== Dados fornecidos
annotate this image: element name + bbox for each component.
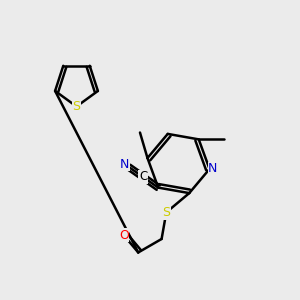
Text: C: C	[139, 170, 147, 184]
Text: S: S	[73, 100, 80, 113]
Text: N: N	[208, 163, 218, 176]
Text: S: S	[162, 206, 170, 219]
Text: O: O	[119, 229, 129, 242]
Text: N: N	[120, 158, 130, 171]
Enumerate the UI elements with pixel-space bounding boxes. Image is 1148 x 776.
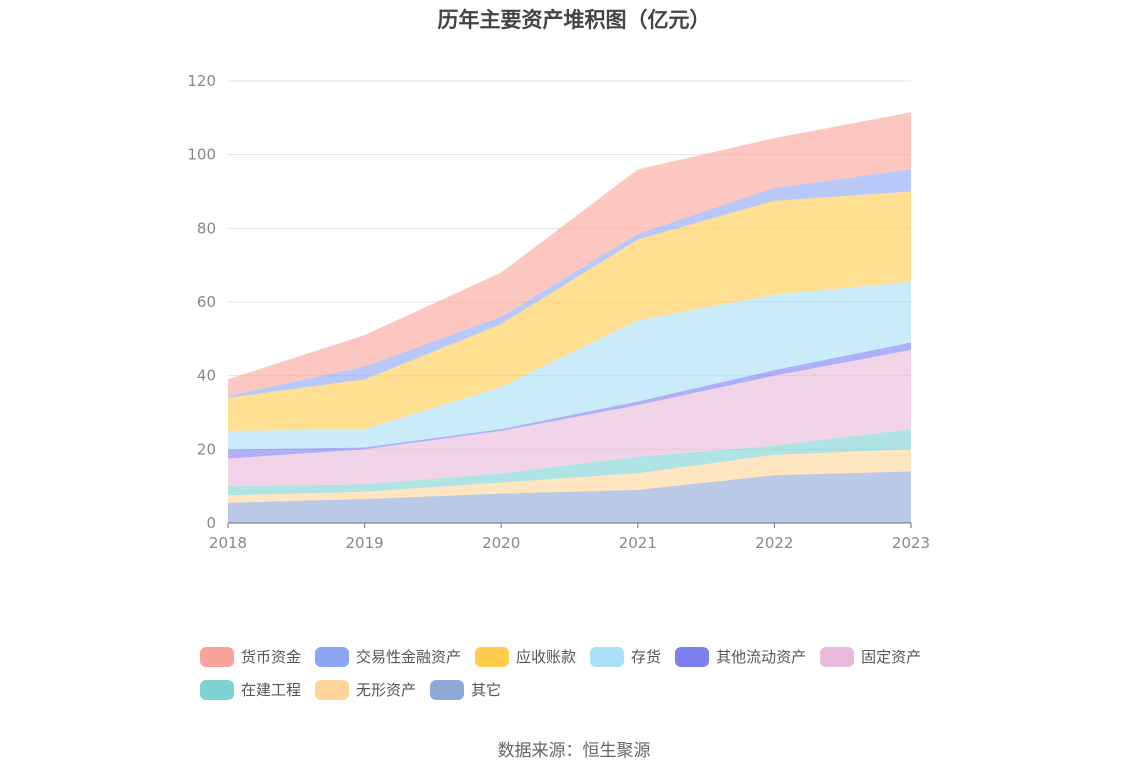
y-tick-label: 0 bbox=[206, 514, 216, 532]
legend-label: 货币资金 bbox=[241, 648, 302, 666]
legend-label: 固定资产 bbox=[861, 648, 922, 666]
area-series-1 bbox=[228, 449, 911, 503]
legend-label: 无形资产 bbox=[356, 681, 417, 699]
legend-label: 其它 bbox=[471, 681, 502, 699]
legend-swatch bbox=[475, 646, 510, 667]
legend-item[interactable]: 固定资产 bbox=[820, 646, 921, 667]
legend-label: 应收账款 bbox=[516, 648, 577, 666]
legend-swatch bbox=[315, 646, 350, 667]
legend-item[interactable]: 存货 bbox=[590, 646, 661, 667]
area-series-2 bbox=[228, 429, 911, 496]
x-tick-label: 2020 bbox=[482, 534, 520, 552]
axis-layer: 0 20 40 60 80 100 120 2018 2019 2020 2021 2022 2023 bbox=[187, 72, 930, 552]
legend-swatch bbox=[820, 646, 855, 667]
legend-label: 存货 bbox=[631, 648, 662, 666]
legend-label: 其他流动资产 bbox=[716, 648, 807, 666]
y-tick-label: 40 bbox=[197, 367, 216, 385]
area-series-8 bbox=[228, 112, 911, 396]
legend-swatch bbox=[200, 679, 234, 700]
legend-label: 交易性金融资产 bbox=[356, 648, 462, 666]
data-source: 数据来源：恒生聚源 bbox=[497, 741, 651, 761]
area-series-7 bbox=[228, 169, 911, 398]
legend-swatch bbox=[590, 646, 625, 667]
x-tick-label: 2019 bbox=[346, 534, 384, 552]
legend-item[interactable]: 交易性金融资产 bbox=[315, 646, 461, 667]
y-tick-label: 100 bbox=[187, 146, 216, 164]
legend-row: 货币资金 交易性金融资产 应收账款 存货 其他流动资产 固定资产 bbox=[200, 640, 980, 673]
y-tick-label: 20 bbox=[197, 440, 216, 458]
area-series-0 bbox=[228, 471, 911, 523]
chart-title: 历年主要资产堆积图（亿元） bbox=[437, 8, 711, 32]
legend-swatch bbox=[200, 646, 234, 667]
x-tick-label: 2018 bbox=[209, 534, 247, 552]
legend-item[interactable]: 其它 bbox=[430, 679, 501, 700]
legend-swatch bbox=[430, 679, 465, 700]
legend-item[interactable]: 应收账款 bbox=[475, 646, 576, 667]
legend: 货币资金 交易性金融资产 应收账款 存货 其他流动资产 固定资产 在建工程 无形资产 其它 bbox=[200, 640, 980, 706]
====
**Requisitos da tarefa**
Transcreva sem nenhuma alteração cada linha de todos os itens acima. Deixe as imagens de fora da resposta.

**Resultado esperado**
annotate this image: element name + bbox for each component.
Text: C: C	[139, 170, 147, 184]
Text: S: S	[73, 100, 80, 113]
Text: N: N	[208, 163, 218, 176]
Text: S: S	[162, 206, 170, 219]
Text: O: O	[119, 229, 129, 242]
Text: N: N	[120, 158, 130, 171]
Enumerate the UI elements with pixel-space bounding boxes. Image is 1148 x 776.
y-tick-label: 0 bbox=[206, 514, 216, 532]
legend-label: 货币资金 bbox=[241, 648, 302, 666]
legend-label: 固定资产 bbox=[861, 648, 922, 666]
area-series-1 bbox=[228, 449, 911, 503]
legend-label: 无形资产 bbox=[356, 681, 417, 699]
legend-label: 其它 bbox=[471, 681, 502, 699]
legend-swatch bbox=[475, 646, 510, 667]
legend-item[interactable]: 固定资产 bbox=[820, 646, 921, 667]
legend-label: 应收账款 bbox=[516, 648, 577, 666]
legend-swatch bbox=[315, 646, 350, 667]
legend-item[interactable]: 存货 bbox=[590, 646, 661, 667]
area-series-2 bbox=[228, 429, 911, 496]
x-tick-label: 2020 bbox=[482, 534, 520, 552]
axis-layer: 0 20 40 60 80 100 120 2018 2019 2020 2021 2022 2023 bbox=[187, 72, 930, 552]
legend-swatch bbox=[820, 646, 855, 667]
legend-label: 存货 bbox=[631, 648, 662, 666]
legend-label: 其他流动资产 bbox=[716, 648, 807, 666]
y-tick-label: 40 bbox=[197, 367, 216, 385]
area-series-8 bbox=[228, 112, 911, 396]
legend-swatch bbox=[200, 679, 234, 700]
legend-label: 交易性金融资产 bbox=[356, 648, 462, 666]
data-source: 数据来源：恒生聚源 bbox=[497, 741, 651, 761]
area-series-7 bbox=[228, 169, 911, 398]
legend-swatch bbox=[590, 646, 625, 667]
x-tick-label: 2019 bbox=[346, 534, 384, 552]
legend-item[interactable]: 交易性金融资产 bbox=[315, 646, 461, 667]
y-tick-label: 100 bbox=[187, 146, 216, 164]
legend-row: 货币资金 交易性金融资产 应收账款 存货 其他流动资产 固定资产 bbox=[200, 640, 980, 673]
y-tick-label: 20 bbox=[197, 440, 216, 458]
area-series-0 bbox=[228, 471, 911, 523]
chart-title: 历年主要资产堆积图（亿元） bbox=[437, 8, 711, 32]
legend-swatch bbox=[200, 646, 234, 667]
x-tick-label: 2018 bbox=[209, 534, 247, 552]
legend-item[interactable]: 其它 bbox=[430, 679, 501, 700]
legend-swatch bbox=[430, 679, 465, 700]
legend-item[interactable]: 应收账款 bbox=[475, 646, 576, 667]
legend: 货币资金 交易性金融资产 应收账款 存货 其他流动资产 固定资产 在建工程 无形资产 其它 bbox=[200, 640, 980, 706]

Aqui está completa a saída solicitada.